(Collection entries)
------------------------------------------------------------

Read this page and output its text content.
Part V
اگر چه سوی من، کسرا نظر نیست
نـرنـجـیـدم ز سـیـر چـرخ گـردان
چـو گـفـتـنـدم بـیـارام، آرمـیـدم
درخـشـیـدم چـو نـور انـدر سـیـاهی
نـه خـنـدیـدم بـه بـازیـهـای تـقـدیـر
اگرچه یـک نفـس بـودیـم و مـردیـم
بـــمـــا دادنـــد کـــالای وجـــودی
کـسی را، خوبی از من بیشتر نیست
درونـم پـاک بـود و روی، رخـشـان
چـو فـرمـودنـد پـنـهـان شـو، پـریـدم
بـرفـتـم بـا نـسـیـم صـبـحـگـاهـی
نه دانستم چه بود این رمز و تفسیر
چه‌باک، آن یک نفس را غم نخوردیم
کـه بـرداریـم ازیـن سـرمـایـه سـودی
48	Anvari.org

------------------------------------------------------------

_Exercise_
Look through the material and copy each line that has "نیست".

_Solution_
اگر چه سوی من، کسرا نظر نیست
کـسی را، خوبی از من بیشتر نیست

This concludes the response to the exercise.